> Problem statement
List all the lines in these records that hold "работы".

[START]

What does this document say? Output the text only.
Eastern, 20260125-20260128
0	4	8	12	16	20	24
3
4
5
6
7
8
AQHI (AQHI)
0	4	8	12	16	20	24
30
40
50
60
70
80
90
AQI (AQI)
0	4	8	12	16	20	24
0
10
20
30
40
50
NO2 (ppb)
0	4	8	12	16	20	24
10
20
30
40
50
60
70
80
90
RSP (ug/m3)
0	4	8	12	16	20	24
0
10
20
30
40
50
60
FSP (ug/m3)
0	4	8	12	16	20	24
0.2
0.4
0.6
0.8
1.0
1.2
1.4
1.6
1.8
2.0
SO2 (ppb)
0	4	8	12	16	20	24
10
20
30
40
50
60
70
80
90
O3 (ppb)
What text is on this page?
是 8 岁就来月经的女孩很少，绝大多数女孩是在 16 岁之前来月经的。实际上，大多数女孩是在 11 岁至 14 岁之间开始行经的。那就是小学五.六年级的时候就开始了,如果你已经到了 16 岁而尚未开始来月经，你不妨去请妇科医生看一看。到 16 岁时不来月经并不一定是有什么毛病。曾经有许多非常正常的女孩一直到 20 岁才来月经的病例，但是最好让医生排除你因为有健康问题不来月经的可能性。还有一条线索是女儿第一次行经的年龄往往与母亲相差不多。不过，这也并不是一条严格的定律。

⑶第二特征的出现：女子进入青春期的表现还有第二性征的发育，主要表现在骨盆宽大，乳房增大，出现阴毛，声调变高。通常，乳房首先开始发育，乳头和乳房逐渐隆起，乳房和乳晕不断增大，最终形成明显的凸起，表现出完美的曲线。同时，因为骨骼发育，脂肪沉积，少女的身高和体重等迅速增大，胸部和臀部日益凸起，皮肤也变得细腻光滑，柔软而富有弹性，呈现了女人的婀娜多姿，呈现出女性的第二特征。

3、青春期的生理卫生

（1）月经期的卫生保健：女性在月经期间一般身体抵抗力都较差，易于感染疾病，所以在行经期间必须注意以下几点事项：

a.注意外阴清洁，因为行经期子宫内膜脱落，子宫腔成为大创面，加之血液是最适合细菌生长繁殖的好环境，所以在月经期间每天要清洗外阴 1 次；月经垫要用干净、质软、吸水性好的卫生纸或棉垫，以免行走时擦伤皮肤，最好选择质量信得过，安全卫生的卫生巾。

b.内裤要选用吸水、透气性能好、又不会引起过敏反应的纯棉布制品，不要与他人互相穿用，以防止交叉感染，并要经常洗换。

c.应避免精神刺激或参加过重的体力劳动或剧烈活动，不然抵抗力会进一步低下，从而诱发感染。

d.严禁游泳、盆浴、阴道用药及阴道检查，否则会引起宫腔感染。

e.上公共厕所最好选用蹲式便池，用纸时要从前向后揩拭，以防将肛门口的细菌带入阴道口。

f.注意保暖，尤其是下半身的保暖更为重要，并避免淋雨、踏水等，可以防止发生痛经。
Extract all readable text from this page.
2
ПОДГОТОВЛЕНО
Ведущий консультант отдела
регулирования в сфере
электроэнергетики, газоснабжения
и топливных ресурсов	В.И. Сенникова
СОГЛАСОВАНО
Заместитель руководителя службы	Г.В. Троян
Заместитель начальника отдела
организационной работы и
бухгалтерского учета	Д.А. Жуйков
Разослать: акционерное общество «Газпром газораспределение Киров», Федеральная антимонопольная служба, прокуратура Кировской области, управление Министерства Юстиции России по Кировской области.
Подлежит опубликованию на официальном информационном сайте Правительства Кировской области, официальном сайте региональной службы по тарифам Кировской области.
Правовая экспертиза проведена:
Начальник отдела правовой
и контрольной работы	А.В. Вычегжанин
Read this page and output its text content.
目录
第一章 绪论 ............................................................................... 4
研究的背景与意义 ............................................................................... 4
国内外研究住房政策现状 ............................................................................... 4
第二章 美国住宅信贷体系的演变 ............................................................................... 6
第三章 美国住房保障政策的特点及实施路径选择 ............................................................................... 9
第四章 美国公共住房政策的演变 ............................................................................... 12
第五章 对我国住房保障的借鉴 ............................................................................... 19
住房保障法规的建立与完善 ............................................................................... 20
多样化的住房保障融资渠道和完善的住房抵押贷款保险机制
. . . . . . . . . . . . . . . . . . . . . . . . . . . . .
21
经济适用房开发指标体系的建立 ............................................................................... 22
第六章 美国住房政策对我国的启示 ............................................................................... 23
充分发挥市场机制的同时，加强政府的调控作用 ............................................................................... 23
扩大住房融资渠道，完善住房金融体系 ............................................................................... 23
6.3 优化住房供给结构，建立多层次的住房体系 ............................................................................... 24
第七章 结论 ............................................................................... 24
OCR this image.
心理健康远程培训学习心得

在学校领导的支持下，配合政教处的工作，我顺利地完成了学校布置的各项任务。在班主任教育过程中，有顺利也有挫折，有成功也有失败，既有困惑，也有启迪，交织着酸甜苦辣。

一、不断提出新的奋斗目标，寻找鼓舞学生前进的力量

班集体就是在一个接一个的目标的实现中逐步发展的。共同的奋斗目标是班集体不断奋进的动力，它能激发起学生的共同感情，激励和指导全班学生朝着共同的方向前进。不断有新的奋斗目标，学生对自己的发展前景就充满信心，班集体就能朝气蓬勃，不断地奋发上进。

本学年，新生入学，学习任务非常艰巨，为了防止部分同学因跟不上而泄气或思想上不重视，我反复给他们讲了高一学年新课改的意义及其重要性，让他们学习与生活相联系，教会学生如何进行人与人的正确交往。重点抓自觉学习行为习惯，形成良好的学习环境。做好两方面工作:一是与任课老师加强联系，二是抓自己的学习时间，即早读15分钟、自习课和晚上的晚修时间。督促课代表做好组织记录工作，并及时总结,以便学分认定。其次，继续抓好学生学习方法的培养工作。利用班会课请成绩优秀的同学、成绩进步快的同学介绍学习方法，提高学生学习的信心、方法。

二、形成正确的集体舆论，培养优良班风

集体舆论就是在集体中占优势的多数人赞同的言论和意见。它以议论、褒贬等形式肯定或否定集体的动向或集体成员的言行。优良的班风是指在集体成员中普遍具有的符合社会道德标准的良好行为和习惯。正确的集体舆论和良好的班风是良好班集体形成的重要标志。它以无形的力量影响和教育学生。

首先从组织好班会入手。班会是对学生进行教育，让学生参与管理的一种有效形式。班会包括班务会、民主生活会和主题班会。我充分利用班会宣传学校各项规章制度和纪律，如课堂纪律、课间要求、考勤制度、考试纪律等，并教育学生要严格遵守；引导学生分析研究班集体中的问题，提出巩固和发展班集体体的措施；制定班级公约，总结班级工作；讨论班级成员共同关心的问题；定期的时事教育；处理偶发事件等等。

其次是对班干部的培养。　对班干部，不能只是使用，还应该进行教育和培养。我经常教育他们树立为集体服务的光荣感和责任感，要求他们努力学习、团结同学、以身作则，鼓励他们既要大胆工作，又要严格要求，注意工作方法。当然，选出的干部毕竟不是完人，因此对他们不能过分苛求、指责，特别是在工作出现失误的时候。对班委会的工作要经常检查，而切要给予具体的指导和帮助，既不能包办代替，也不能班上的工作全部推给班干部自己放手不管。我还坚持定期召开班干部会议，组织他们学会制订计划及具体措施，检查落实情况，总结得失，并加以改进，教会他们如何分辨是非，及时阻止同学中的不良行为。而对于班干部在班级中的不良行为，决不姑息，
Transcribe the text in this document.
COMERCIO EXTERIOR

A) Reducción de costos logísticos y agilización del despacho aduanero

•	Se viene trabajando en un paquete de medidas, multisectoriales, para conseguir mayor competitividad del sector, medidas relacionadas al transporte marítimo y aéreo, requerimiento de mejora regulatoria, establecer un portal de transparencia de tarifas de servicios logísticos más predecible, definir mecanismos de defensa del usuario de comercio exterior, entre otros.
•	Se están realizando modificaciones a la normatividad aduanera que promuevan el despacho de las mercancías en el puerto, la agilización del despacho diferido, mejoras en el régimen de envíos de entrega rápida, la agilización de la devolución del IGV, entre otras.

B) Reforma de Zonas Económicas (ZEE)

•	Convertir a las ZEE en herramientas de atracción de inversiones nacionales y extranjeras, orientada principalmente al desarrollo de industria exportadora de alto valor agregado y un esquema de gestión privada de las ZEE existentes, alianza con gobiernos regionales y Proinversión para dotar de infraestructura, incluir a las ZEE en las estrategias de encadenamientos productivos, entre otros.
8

[END]

> Exercise result
организационной работы и
и контрольной работы	А.В. Вычегжанин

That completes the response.